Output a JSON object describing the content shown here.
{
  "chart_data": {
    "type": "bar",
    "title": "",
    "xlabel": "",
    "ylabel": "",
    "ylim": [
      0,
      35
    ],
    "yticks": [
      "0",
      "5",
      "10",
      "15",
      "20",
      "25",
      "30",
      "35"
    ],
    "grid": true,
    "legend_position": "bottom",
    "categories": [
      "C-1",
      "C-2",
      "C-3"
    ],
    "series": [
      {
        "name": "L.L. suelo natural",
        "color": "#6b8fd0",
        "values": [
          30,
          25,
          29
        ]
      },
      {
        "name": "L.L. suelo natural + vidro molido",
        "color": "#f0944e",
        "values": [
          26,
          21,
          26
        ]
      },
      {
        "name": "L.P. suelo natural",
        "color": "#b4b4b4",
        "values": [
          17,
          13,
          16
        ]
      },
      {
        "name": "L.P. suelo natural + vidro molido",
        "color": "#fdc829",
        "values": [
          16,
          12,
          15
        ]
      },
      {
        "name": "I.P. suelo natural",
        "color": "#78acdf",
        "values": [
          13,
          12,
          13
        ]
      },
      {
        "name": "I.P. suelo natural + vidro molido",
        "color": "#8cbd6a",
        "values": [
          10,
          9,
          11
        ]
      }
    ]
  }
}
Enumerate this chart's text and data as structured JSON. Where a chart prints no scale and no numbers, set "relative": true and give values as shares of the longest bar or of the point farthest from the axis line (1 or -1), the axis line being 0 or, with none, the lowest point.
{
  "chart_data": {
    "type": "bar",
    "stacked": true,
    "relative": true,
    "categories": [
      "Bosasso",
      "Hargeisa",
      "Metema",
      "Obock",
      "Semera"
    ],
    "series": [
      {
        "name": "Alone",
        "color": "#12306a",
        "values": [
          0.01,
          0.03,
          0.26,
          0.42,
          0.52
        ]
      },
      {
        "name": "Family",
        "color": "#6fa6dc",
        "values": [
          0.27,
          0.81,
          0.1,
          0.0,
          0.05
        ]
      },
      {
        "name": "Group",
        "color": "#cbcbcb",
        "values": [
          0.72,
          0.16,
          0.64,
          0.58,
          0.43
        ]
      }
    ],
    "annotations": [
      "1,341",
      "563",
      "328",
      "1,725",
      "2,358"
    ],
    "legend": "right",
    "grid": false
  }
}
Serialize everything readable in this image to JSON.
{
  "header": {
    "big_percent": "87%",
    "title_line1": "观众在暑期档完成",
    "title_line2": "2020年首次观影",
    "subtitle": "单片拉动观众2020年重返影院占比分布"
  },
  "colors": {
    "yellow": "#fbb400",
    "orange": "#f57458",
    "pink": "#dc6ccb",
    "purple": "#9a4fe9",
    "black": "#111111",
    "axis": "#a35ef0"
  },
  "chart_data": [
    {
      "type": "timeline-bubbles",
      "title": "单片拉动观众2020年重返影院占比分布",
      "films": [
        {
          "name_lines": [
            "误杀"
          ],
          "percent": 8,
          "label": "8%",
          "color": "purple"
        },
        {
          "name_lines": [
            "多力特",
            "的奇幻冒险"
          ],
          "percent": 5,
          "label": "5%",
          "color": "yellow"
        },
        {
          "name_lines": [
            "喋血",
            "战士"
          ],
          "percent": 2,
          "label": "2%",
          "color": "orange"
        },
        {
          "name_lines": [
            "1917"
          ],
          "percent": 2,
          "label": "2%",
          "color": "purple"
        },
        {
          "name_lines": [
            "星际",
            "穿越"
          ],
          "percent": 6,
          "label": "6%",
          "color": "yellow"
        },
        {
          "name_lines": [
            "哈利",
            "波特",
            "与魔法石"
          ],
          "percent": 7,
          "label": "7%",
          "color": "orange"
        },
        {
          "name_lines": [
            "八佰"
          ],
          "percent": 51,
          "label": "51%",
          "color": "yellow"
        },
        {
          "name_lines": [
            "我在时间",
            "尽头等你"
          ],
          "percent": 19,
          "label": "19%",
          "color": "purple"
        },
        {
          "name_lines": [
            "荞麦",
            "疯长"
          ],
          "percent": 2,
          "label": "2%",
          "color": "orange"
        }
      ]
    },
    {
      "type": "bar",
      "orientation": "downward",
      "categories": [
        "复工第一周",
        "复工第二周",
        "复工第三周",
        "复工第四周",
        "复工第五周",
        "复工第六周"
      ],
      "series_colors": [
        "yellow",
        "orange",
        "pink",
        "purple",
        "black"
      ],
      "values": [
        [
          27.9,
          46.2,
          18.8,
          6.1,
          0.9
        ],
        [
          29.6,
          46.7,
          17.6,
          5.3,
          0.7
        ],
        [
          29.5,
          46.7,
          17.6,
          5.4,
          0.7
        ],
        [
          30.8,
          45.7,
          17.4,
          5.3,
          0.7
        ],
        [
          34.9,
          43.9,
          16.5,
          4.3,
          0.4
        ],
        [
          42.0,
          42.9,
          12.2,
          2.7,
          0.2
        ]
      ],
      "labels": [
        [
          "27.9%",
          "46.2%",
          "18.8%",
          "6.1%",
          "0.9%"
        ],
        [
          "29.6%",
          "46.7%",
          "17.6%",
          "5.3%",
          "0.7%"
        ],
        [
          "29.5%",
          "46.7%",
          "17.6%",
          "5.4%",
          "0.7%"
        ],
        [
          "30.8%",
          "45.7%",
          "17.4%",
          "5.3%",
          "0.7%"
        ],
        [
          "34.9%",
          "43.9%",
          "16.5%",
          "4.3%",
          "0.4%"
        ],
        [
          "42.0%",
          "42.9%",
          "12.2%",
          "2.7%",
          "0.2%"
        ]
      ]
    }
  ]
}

────────────────────

GIVEN TASK » Give the material above again, word for word.

REPLY TO THE TASK »
Output a JSON object describing the content shown here.
{
  "chart_data": {
    "type": "bar",
    "title": "",
    "xlabel": "",
    "ylabel": "",
    "ylim": [
      0,
      35
    ],
    "yticks": [
      "0",
      "5",
      "10",
      "15",
      "20",
      "25",
      "30",
      "35"
    ],
    "grid": true,
    "legend_position": "bottom",
    "categories": [
      "C-1",
      "C-2",
      "C-3"
    ],
    "series": [
      {
        "name": "L.L. suelo natural",
        "color": "#6b8fd0",
        "values": [
          30,
          25,
          29
        ]
      },
      {
        "name": "L.L. suelo natural + vidro molido",
        "color": "#f0944e",
        "values": [
          26,
          21,
          26
        ]
      },
      {
        "name": "L.P. suelo natural",
        "color": "#b4b4b4",
        "values": [
          17,
          13,
          16
        ]
      },
      {
        "name": "L.P. suelo natural + vidro molido",
        "color": "#fdc829",
        "values": [
          16,
          12,
          15
        ]
      },
      {
        "name": "I.P. suelo natural",
        "color": "#78acdf",
        "values": [
          13,
          12,
          13
        ]
      },
      {
        "name": "I.P. suelo natural + vidro molido",
        "color": "#8cbd6a",
        "values": [
          10,
          9,
          11
        ]
      }
    ]
  }
}
Enumerate this chart's text and data as structured JSON. Where a chart prints no scale and no numbers, set "relative": true and give values as shares of the longest bar or of the point farthest from the axis line (1 or -1), the axis line being 0 or, with none, the lowest point.
{
  "chart_data": {
    "type": "bar",
    "stacked": true,
    "relative": true,
    "categories": [
      "Bosasso",
      "Hargeisa",
      "Metema",
      "Obock",
      "Semera"
    ],
    "series": [
      {
        "name": "Alone",
        "color": "#12306a",
        "values": [
          0.01,
          0.03,
          0.26,
          0.42,
          0.52
        ]
      },
      {
        "name": "Family",
        "color": "#6fa6dc",
        "values": [
          0.27,
          0.81,
          0.1,
          0.0,
          0.05
        ]
      },
      {
        "name": "Group",
        "color": "#cbcbcb",
        "values": [
          0.72,
          0.16,
          0.64,
          0.58,
          0.43
        ]
      }
    ],
    "annotations": [
      "1,341",
      "563",
      "328",
      "1,725",
      "2,358"
    ],
    "legend": "right",
    "grid": false
  }
}
Serialize everything readable in this image to JSON.
{
  "header": {
    "big_percent": "87%",
    "title_line1": "观众在暑期档完成",
    "title_line2": "2020年首次观影",
    "subtitle": "单片拉动观众2020年重返影院占比分布"
  },
  "colors": {
    "yellow": "#fbb400",
    "orange": "#f57458",
    "pink": "#dc6ccb",
    "purple": "#9a4fe9",
    "black": "#111111",
    "axis": "#a35ef0"
  },
  "chart_data": [
    {
      "type": "timeline-bubbles",
      "title": "单片拉动观众2020年重返影院占比分布",
      "films": [
        {
          "name_lines": [
            "误杀"
          ],
          "percent": 8,
          "label": "8%",
          "color": "purple"
        },
        {
          "name_lines": [
            "多力特",
            "的奇幻冒险"
          ],
          "percent": 5,
          "label": "5%",
          "color": "yellow"
        },
        {
          "name_lines": [
            "喋血",
            "战士"
          ],
          "percent": 2,
          "label": "2%",
          "color": "orange"
        },
        {
          "name_lines": [
            "1917"
          ],
          "percent": 2,
          "label": "2%",
          "color": "purple"
        },
        {
          "name_lines": [
            "星际",
            "穿越"
          ],
          "percent": 6,
          "label": "6%",
          "color": "yellow"
        },
        {
          "name_lines": [
            "哈利",
            "波特",
            "与魔法石"
          ],
          "percent": 7,
          "label": "7%",
          "color": "orange"
        },
        {
          "name_lines": [
            "八佰"
          ],
          "percent": 51,
          "label": "51%",
          "color": "yellow"
        },
        {
          "name_lines": [
            "我在时间",
            "尽头等你"
          ],
          "percent": 19,
          "label": "19%",
          "color": "purple"
        },
        {
          "name_lines": [
            "荞麦",
            "疯长"
          ],
          "percent": 2,
          "label": "2%",
          "color": "orange"
        }
      ]
    },
    {
      "type": "bar",
      "orientation": "downward",
      "categories": [
        "复工第一周",
        "复工第二周",
        "复工第三周",
        "复工第四周",
        "复工第五周",
        "复工第六周"
      ],
      "series_colors": [
        "yellow",
        "orange",
        "pink",
        "purple",
        "black"
      ],
      "values": [
        [
          27.9,
          46.2,
          18.8,
          6.1,
          0.9
        ],
        [
          29.6,
          46.7,
          17.6,
          5.3,
          0.7
        ],
        [
          29.5,
          46.7,
          17.6,
          5.4,
          0.7
        ],
        [
          30.8,
          45.7,
          17.4,
          5.3,
          0.7
        ],
        [
          34.9,
          43.9,
          16.5,
          4.3,
          0.4
        ],
        [
          42.0,
          42.9,
          12.2,
          2.7,
          0.2
        ]
      ],
      "labels": [
        [
          "27.9%",
          "46.2%",
          "18.8%",
          "6.1%",
          "0.9%"
        ],
        [
          "29.6%",
          "46.7%",
          "17.6%",
          "5.3%",
          "0.7%"
        ],
        [
          "29.5%",
          "46.7%",
          "17.6%",
          "5.4%",
          "0.7%"
        ],
        [
          "30.8%",
          "45.7%",
          "17.4%",
          "5.3%",
          "0.7%"
        ],
        [
          "34.9%",
          "43.9%",
          "16.5%",
          "4.3%",
          "0.4%"
        ],
        [
          "42.0%",
          "42.9%",
          "12.2%",
          "2.7%",
          "0.2%"
        ]
      ]
    }
  ]
}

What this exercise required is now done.